-- Rows --
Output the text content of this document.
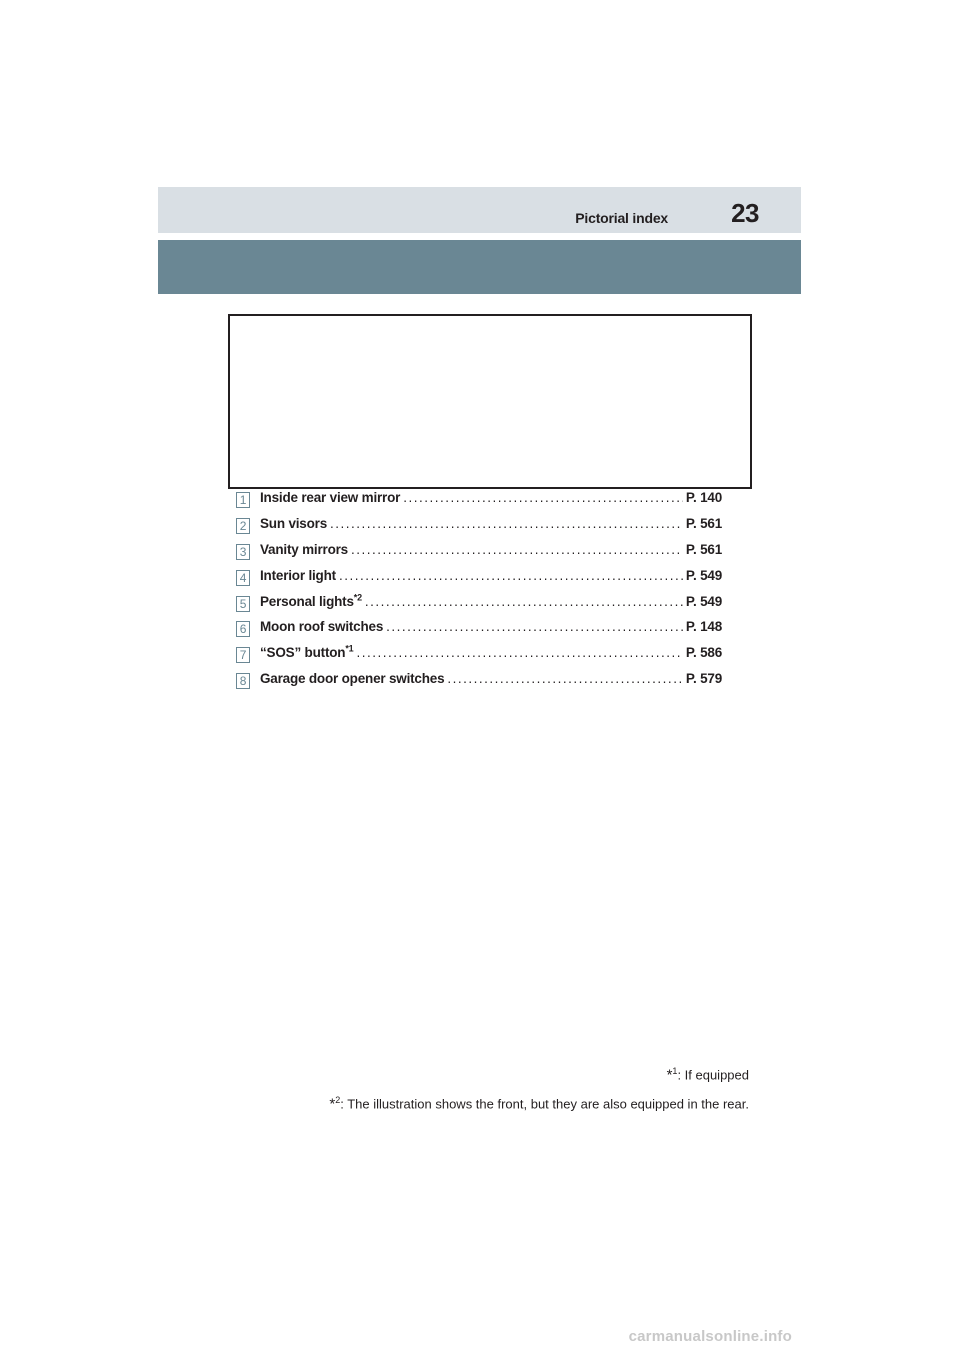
Pictorial index 23
1 Inside rear view mirror .....	P. 140
2 Sun visors .....	P. 561
3 Vanity mirrors .....	P. 561
4 Interior light .....	P. 549
5 Personal lights$^{*2}$ .....	P. 549
6 Moon roof switches .....	P. 148
7 “SOS” button$^{*1}$ .....	P. 586
8 Garage door opener switches .....	P. 579
*$^1$: If equipped
*$^2$: The illustration shows the front, but they are also equipped in the rear.
carmanualsonline.info
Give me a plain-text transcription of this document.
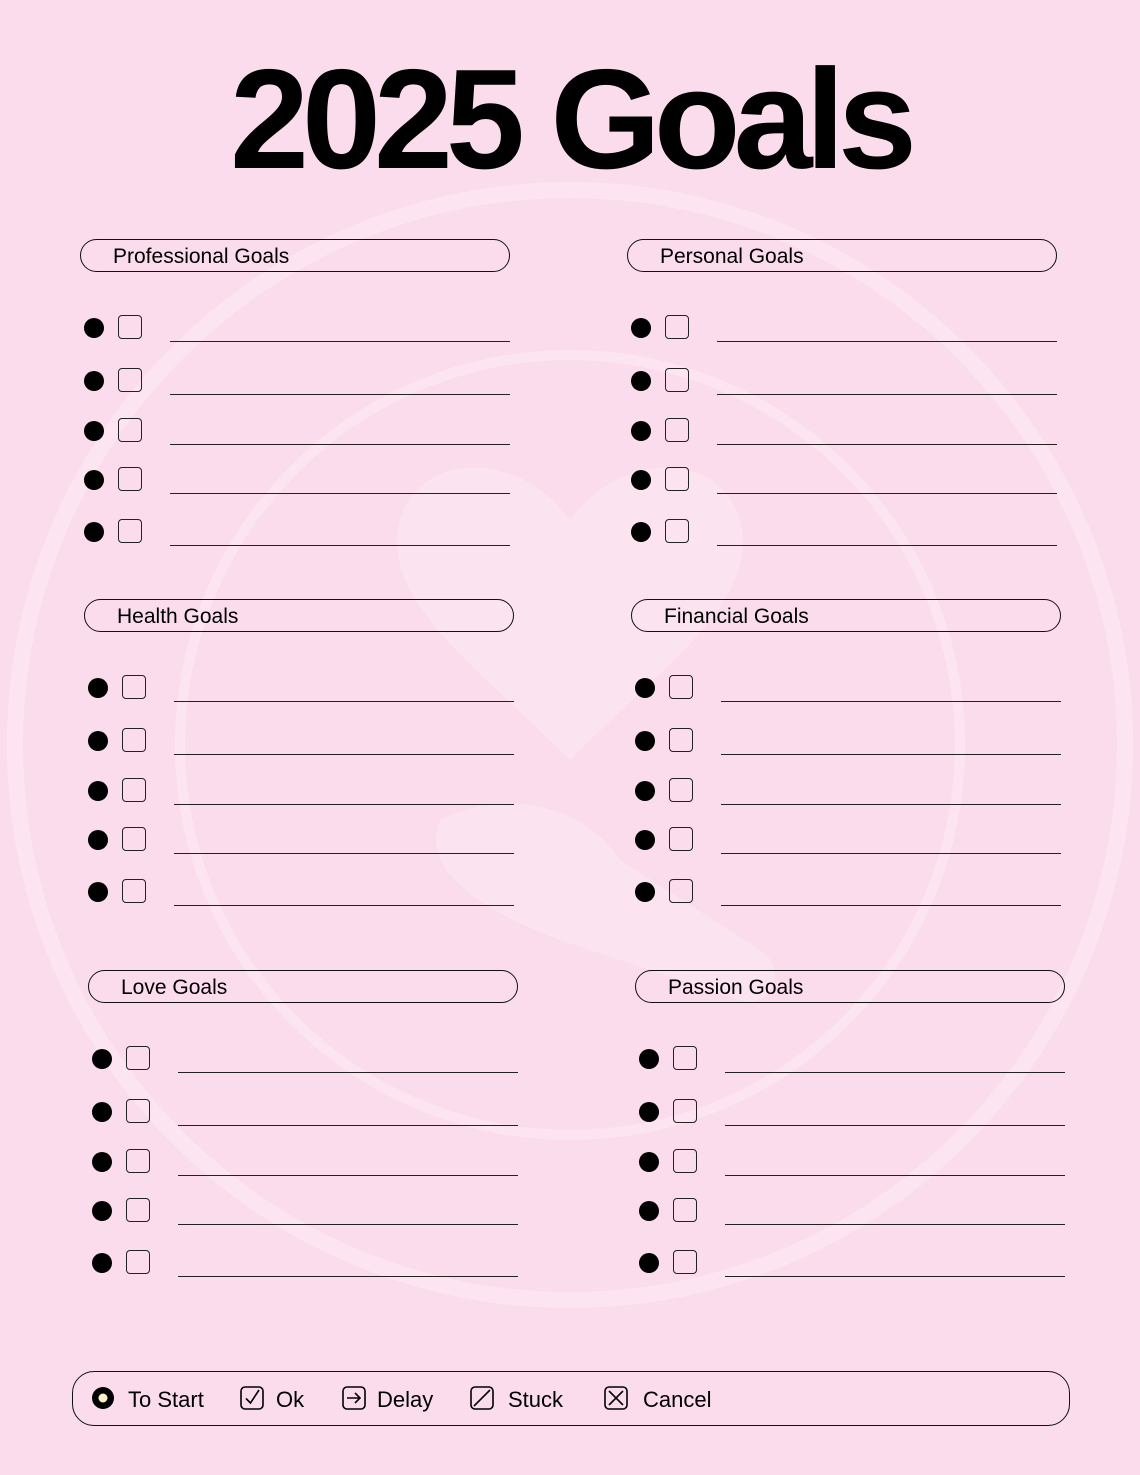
2025 Goals
Professional Goals	Personal Goals
Health Goals	Financial Goals
Love Goals	Passion Goals
To Start	Ok	Delay	Stuck	Cancel
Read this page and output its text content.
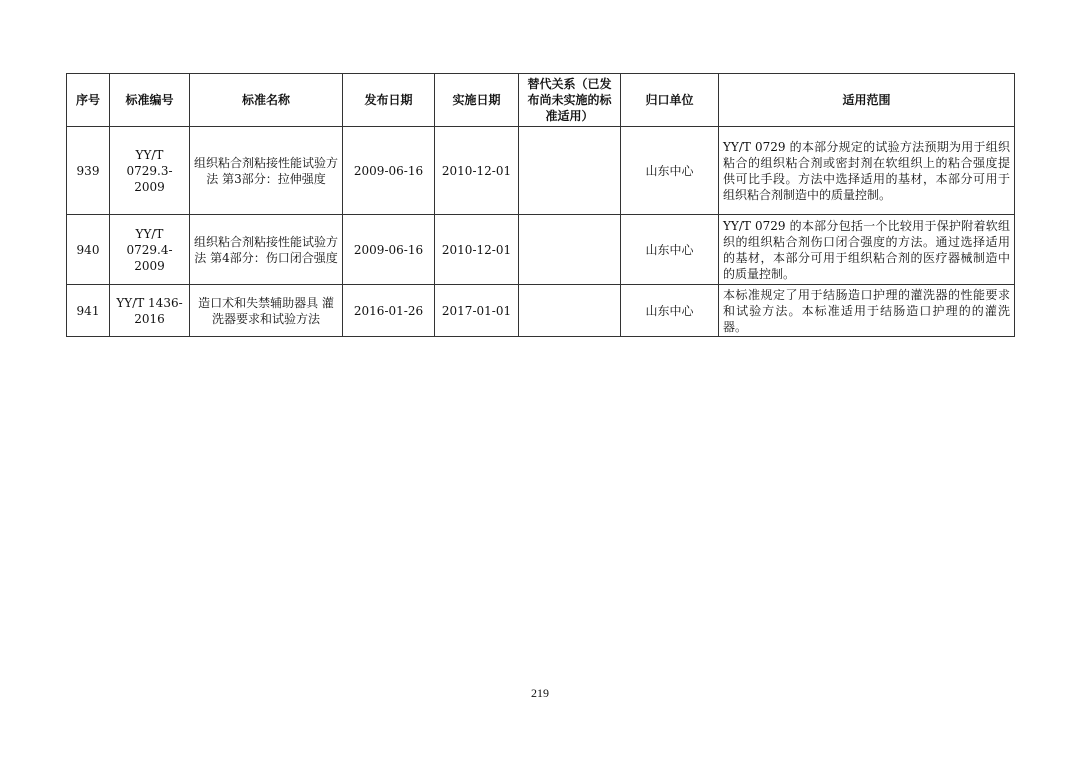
序号	标准编号	标准名称	发布日期	实施日期	替代关系（已发布尚未实施的标准适用）	归口单位	适用范围
939	YY/T 0729.3-2009	组织粘合剂粘接性能试验方法 第3部分：拉伸强度	2009-06-16	2010-12-01		山东中心	YY/T 0729 的本部分规定的试验方法预期为用于组织粘合的组织粘合剂或密封剂在软组织上的粘合强度提供可比手段。方法中选择适用的基材，本部分可用于组织粘合剂制造中的质量控制。
940	YY/T 0729.4-2009	组织粘合剂粘接性能试验方法 第4部分：伤口闭合强度	2009-06-16	2010-12-01		山东中心	YY/T 0729 的本部分包括一个比较用于保护附着软组织的组织粘合剂伤口闭合强度的方法。通过选择适用的基材，本部分可用于组织粘合剂的医疗器械制造中的质量控制。
941	YY/T 1436-2016	造口术和失禁辅助器具 灌洗器要求和试验方法	2016-01-26	2017-01-01		山东中心	本标准规定了用于结肠造口护理的灌洗器的性能要求和试验方法。本标准适用于结肠造口护理的的灌洗器。
219
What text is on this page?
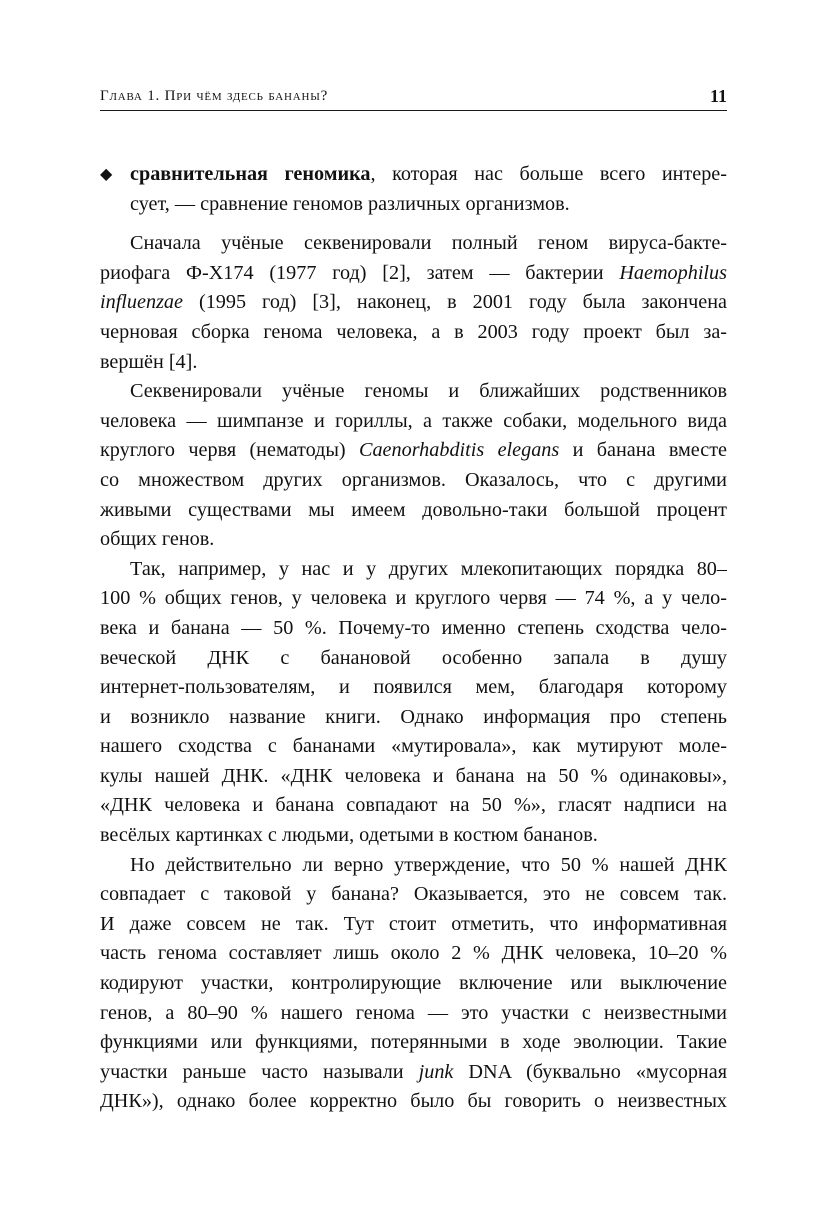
Глава 1. При чём здесь бананы?	11
◆ сравнительная геномика, которая нас больше всего интере-
сует, — сравнение геномов различных организмов.
Сначала учёные секвенировали полный геном вируса-бакте-
риофага Ф-Х174 (1977 год) [2], затем — бактерии Haemophilus
influenzae (1995 год) [3], наконец, в 2001 году была закончена
черновая сборка генома человека, а в 2003 году проект был за-
вершён [4].
Секвенировали учёные геномы и ближайших родственников
человека — шимпанзе и гориллы, а также собаки, модельного вида
круглого червя (нематоды) Caenorhabditis elegans и банана вместе
со множеством других организмов. Оказалось, что с другими
живыми существами мы имеем довольно-таки большой процент
общих генов.
Так, например, у нас и у других млекопитающих порядка 80–
100 % общих генов, у человека и круглого червя — 74 %, а у чело-
века и банана — 50 %. Почему-то именно степень сходства чело-
веческой ДНК с банановой особенно запала в душу
интернет-пользователям, и появился мем, благодаря которому
и возникло название книги. Однако информация про степень
нашего сходства с бананами «мутировала», как мутируют моле-
кулы нашей ДНК. «ДНК человека и банана на 50 % одинаковы»,
«ДНК человека и банана совпадают на 50 %», гласят надписи на
весёлых картинках с людьми, одетыми в костюм бананов.
Но действительно ли верно утверждение, что 50 % нашей ДНК
совпадает с таковой у банана? Оказывается, это не совсем так.
И даже совсем не так. Тут стоит отметить, что информативная
часть генома составляет лишь около 2 % ДНК человека, 10–20 %
кодируют участки, контролирующие включение или выключение
генов, а 80–90 % нашего генома — это участки с неизвестными
функциями или функциями, потерянными в ходе эволюции. Такие
участки раньше часто называли junk DNA (буквально «мусорная
ДНК»), однако более корректно было бы говорить о неизвестных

-- Set exercise --
Copy each line that holds the word "участки".

-- Answer to this problem --
кодируют участки, контролирующие включение или выключение
генов, а 80–90 % нашего генома — это участки с неизвестными
участки раньше часто называли junk DNA (буквально «мусорная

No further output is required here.